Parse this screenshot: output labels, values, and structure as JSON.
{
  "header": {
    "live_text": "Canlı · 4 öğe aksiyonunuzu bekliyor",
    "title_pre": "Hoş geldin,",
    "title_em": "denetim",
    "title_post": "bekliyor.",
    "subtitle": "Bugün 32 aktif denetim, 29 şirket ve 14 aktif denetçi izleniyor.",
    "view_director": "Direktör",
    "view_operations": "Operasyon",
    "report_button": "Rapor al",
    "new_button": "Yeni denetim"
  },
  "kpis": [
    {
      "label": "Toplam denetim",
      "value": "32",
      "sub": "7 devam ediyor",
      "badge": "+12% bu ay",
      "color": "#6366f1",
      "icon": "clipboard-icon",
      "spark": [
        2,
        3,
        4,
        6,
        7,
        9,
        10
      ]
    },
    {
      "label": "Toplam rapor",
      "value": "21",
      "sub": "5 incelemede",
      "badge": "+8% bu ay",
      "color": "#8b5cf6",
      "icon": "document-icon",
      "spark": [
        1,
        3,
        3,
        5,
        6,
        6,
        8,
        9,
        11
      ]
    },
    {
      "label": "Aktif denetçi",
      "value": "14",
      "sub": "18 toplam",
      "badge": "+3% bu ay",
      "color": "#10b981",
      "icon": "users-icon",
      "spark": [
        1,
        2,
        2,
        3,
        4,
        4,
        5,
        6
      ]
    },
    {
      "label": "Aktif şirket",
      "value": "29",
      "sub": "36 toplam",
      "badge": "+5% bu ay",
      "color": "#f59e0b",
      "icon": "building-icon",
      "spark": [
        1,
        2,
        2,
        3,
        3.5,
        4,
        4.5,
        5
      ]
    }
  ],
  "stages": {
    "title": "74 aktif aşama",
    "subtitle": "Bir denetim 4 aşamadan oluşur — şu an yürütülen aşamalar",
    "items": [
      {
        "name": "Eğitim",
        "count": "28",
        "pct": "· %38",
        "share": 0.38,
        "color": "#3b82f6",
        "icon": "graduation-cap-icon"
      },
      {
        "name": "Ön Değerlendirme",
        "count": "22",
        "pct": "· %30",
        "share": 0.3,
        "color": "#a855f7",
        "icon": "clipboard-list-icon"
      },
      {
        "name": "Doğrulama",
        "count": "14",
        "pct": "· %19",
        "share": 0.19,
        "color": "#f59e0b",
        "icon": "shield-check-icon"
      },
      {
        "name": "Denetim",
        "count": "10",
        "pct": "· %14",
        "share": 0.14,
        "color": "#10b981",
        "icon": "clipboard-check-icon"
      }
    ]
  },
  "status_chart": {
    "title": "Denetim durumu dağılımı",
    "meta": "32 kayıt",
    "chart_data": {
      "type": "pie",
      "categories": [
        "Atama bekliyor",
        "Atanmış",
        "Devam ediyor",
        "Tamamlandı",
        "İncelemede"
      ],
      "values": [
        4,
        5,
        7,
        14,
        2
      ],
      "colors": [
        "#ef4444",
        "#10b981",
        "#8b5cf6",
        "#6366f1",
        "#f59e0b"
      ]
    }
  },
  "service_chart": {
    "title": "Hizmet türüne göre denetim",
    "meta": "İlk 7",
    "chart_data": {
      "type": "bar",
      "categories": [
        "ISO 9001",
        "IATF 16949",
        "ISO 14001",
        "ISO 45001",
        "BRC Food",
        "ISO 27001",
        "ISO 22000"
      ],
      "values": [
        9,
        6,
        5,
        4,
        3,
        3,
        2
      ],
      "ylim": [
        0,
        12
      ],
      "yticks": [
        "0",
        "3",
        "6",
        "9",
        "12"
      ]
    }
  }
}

++++++++

What you are asked to do -> Look for the word "check" and return every line where it occurs.

Solution ->
        "icon": "shield-check-icon"
        "icon": "clipboard-check-icon"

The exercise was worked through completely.